The task. Using the entries that follow, collect the lines where the word "JSON" appears.
─── Exercise materials
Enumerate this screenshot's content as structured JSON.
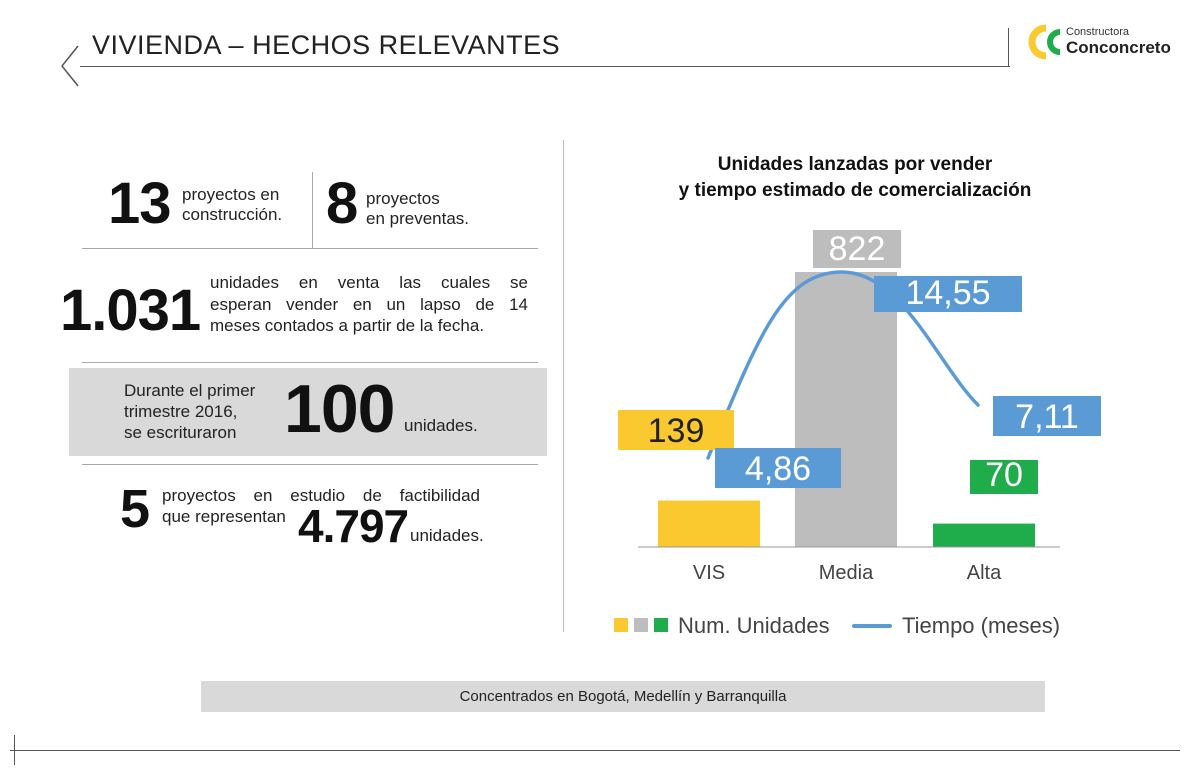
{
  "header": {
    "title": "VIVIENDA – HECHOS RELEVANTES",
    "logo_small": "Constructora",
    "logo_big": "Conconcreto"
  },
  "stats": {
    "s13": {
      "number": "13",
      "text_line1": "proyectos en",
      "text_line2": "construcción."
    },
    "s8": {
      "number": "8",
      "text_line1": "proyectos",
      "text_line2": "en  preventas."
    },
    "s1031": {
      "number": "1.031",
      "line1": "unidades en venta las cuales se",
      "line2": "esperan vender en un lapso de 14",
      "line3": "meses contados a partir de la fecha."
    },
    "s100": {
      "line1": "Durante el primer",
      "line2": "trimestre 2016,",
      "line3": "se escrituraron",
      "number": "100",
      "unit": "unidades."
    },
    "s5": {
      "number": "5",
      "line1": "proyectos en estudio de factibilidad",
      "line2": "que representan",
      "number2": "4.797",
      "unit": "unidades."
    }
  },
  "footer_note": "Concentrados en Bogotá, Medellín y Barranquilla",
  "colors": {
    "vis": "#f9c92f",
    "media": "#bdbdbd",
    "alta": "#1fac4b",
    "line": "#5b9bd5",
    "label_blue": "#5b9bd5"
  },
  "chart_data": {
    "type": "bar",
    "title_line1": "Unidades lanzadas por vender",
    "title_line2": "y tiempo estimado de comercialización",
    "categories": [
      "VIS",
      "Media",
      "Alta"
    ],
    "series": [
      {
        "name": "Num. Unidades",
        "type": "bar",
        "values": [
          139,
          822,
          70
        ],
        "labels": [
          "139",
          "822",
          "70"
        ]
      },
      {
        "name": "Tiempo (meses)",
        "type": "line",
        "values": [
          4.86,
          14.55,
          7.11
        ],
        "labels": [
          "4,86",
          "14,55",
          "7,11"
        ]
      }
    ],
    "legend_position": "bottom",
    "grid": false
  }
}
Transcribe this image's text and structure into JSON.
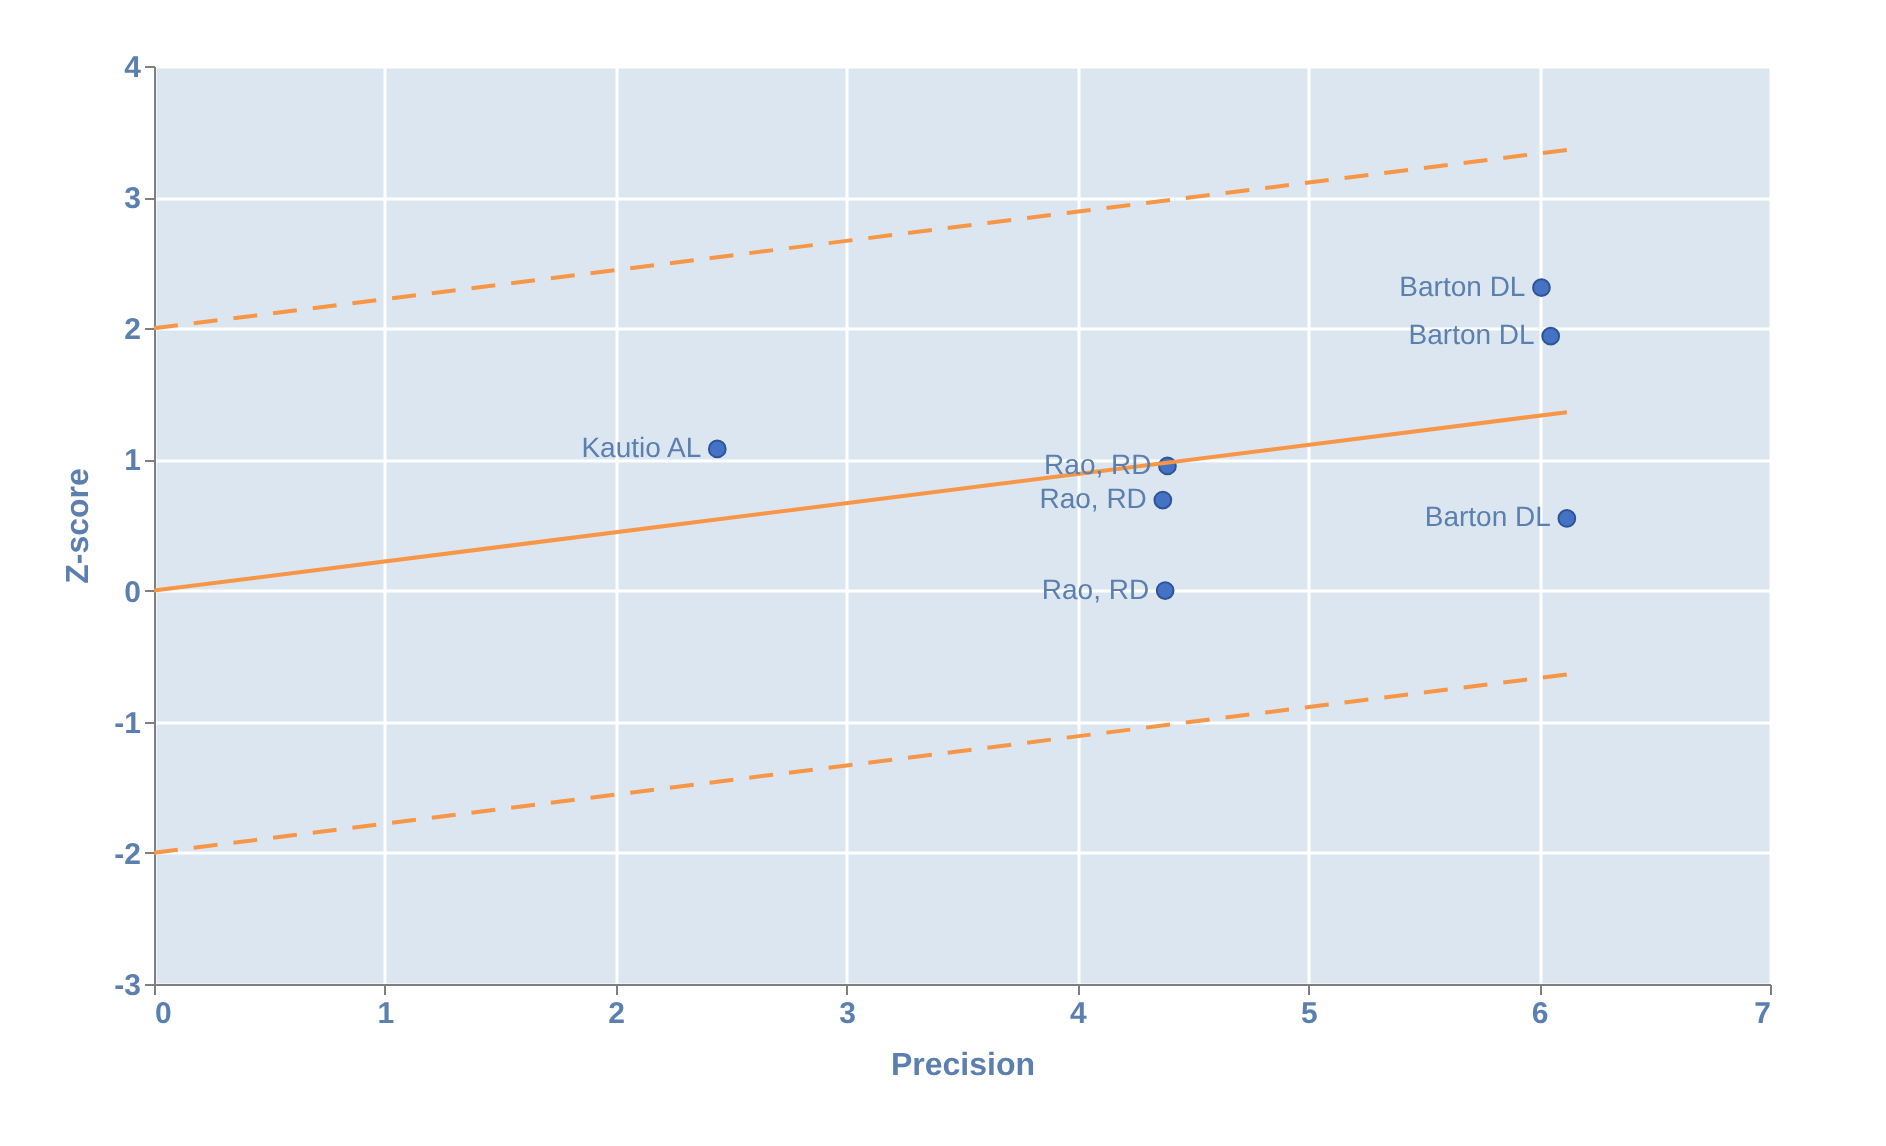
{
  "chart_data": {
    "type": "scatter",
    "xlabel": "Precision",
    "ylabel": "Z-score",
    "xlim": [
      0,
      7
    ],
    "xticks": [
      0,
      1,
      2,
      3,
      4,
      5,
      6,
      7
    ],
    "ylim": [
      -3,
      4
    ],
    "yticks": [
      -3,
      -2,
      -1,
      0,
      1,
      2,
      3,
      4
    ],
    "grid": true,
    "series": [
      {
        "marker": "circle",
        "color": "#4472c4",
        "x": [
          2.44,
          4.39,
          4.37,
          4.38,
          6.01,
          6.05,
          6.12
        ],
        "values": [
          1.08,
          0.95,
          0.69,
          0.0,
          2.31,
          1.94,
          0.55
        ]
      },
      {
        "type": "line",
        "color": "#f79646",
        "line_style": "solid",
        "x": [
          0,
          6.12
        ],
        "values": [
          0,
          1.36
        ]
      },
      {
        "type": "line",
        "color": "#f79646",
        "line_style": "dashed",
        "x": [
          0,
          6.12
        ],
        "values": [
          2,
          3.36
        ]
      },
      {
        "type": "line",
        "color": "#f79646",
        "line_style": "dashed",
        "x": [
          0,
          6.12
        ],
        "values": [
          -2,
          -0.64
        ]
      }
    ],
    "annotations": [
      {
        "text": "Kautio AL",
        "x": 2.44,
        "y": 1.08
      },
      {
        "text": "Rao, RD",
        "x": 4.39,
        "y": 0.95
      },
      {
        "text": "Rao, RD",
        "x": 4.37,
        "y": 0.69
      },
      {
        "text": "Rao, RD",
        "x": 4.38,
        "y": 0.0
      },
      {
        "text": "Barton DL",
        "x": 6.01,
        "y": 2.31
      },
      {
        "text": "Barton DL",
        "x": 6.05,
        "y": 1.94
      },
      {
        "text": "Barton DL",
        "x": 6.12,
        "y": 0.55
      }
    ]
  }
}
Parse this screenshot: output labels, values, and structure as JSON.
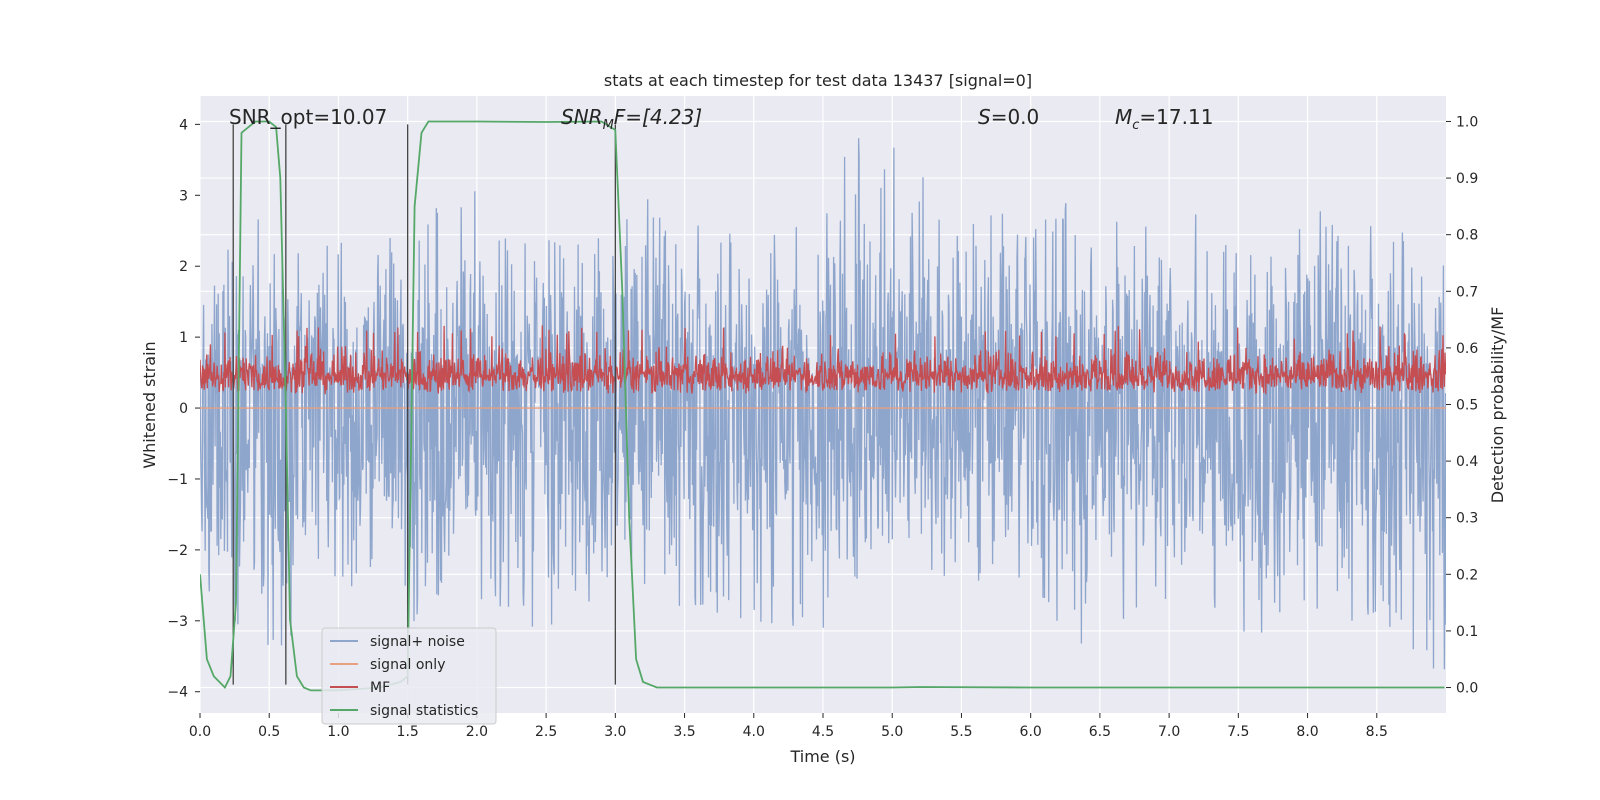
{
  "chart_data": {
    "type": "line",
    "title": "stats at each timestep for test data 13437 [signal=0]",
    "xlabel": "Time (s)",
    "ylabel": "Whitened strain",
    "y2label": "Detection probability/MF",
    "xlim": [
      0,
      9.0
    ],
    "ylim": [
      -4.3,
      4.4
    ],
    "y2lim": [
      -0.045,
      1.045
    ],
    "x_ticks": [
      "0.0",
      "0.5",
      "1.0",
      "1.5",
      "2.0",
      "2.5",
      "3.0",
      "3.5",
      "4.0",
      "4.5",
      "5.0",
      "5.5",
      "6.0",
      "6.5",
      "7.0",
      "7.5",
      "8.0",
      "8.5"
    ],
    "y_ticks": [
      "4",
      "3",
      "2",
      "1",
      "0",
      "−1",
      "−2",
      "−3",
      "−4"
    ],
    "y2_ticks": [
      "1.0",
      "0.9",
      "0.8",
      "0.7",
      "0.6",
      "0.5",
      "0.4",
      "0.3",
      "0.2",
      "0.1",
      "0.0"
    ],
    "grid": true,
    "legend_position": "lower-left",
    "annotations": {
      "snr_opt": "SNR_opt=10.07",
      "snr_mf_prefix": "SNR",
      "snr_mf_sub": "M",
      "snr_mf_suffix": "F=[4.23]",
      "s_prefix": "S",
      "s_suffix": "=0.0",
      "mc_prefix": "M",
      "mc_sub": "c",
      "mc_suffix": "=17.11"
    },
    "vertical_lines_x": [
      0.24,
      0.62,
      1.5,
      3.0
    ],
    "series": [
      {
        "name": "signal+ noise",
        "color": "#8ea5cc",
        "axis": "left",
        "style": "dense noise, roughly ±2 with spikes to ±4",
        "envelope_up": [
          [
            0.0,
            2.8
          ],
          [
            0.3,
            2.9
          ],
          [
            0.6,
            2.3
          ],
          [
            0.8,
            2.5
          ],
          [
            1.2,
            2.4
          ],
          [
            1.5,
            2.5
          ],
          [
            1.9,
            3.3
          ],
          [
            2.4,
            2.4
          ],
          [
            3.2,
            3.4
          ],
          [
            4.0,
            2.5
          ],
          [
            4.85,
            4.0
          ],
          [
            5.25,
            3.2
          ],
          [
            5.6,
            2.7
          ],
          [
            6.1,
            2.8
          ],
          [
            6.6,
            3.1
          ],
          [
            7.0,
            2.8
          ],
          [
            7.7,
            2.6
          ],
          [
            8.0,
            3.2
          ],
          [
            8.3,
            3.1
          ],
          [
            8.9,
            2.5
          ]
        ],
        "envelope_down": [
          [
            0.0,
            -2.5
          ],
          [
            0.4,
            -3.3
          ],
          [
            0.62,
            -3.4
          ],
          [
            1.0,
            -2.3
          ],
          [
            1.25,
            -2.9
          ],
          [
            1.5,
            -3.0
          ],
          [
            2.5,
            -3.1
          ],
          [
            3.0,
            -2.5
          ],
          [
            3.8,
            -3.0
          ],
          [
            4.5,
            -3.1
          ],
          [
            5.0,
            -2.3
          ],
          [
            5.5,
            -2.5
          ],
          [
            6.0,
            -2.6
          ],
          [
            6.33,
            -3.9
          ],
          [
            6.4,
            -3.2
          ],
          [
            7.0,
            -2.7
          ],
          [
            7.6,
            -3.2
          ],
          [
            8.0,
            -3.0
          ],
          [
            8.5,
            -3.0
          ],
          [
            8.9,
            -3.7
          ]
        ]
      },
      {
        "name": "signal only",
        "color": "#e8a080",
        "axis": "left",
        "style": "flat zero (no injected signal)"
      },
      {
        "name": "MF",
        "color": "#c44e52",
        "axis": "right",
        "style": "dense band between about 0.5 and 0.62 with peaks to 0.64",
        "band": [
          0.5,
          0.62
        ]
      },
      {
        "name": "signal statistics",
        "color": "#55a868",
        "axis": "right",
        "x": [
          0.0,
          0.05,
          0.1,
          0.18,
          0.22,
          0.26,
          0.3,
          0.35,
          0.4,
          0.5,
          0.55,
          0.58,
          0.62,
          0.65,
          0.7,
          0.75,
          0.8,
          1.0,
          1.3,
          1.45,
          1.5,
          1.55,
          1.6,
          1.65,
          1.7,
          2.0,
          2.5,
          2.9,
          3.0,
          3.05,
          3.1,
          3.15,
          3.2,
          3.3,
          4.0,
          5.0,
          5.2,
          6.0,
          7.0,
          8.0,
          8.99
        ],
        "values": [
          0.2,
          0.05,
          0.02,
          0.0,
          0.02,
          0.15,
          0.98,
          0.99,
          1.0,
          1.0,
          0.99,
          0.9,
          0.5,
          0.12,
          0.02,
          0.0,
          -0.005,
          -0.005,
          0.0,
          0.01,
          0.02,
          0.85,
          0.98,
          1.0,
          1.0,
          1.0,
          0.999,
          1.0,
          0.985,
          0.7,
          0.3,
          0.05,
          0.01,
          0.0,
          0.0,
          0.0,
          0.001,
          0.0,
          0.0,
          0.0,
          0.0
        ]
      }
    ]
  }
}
──────
Solution to this exercise.
Enumerate this screenshot's content as structured JSON.
Transcribe this image's text and structure into JSON.
Parse this screenshot: output labels, values, and structure as JSON.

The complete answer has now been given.